>> BEGIN EXERCISE MATERIAL

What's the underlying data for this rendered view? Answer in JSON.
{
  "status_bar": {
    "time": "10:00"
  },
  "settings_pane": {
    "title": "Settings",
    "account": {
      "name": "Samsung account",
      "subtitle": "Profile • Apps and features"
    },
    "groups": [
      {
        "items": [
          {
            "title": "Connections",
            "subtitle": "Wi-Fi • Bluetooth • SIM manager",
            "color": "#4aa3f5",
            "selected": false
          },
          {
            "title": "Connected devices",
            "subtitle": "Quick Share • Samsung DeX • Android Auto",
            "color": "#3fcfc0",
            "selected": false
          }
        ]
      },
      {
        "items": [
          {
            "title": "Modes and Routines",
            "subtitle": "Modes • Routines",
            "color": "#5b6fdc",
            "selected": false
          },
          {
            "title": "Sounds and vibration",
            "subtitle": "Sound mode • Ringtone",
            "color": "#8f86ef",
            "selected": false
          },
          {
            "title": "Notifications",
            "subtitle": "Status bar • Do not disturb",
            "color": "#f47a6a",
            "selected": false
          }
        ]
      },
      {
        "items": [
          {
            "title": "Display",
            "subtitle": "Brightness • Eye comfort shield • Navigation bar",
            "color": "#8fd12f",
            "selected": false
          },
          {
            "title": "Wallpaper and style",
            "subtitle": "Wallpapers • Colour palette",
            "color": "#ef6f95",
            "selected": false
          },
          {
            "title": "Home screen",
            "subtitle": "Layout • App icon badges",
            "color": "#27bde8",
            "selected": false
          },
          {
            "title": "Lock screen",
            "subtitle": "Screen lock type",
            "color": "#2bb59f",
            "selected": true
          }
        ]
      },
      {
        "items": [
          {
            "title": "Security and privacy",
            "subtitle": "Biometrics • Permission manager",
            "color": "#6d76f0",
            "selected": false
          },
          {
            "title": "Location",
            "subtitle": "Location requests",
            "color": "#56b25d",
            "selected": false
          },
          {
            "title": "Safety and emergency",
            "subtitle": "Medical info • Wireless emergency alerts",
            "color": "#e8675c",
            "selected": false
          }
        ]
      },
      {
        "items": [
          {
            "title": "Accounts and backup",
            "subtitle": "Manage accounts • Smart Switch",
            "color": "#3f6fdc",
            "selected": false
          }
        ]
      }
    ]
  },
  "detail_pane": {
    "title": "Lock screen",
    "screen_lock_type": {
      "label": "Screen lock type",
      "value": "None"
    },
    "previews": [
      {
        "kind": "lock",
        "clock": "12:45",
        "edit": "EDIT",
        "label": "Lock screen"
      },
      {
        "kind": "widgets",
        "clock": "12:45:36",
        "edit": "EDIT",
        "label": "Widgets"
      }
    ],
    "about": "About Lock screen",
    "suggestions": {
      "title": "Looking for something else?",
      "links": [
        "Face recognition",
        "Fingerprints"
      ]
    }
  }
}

>> END EXERCISE MATERIAL

# GIVEN REQUEST
Repeat the material above exactly.

# TASK OUTPUT
What's the underlying data for this rendered view? Answer in JSON.
{
  "status_bar": {
    "time": "10:00"
  },
  "settings_pane": {
    "title": "Settings",
    "account": {
      "name": "Samsung account",
      "subtitle": "Profile • Apps and features"
    },
    "groups": [
      {
        "items": [
          {
            "title": "Connections",
            "subtitle": "Wi-Fi • Bluetooth • SIM manager",
            "color": "#4aa3f5",
            "selected": false
          },
          {
            "title": "Connected devices",
            "subtitle": "Quick Share • Samsung DeX • Android Auto",
            "color": "#3fcfc0",
            "selected": false
          }
        ]
      },
      {
        "items": [
          {
            "title": "Modes and Routines",
            "subtitle": "Modes • Routines",
            "color": "#5b6fdc",
            "selected": false
          },
          {
            "title": "Sounds and vibration",
            "subtitle": "Sound mode • Ringtone",
            "color": "#8f86ef",
            "selected": false
          },
          {
            "title": "Notifications",
            "subtitle": "Status bar • Do not disturb",
            "color": "#f47a6a",
            "selected": false
          }
        ]
      },
      {
        "items": [
          {
            "title": "Display",
            "subtitle": "Brightness • Eye comfort shield • Navigation bar",
            "color": "#8fd12f",
            "selected": false
          },
          {
            "title": "Wallpaper and style",
            "subtitle": "Wallpapers • Colour palette",
            "color": "#ef6f95",
            "selected": false
          },
          {
            "title": "Home screen",
            "subtitle": "Layout • App icon badges",
            "color": "#27bde8",
            "selected": false
          },
          {
            "title": "Lock screen",
            "subtitle": "Screen lock type",
            "color": "#2bb59f",
            "selected": true
          }
        ]
      },
      {
        "items": [
          {
            "title": "Security and privacy",
            "subtitle": "Biometrics • Permission manager",
            "color": "#6d76f0",
            "selected": false
          },
          {
            "title": "Location",
            "subtitle": "Location requests",
            "color": "#56b25d",
            "selected": false
          },
          {
            "title": "Safety and emergency",
            "subtitle": "Medical info • Wireless emergency alerts",
            "color": "#e8675c",
            "selected": false
          }
        ]
      },
      {
        "items": [
          {
            "title": "Accounts and backup",
            "subtitle": "Manage accounts • Smart Switch",
            "color": "#3f6fdc",
            "selected": false
          }
        ]
      }
    ]
  },
  "detail_pane": {
    "title": "Lock screen",
    "screen_lock_type": {
      "label": "Screen lock type",
      "value": "None"
    },
    "previews": [
      {
        "kind": "lock",
        "clock": "12:45",
        "edit": "EDIT",
        "label": "Lock screen"
      },
      {
        "kind": "widgets",
        "clock": "12:45:36",
        "edit": "EDIT",
        "label": "Widgets"
      }
    ],
    "about": "About Lock screen",
    "suggestions": {
      "title": "Looking for something else?",
      "links": [
        "Face recognition",
        "Fingerprints"
      ]
    }
  }
}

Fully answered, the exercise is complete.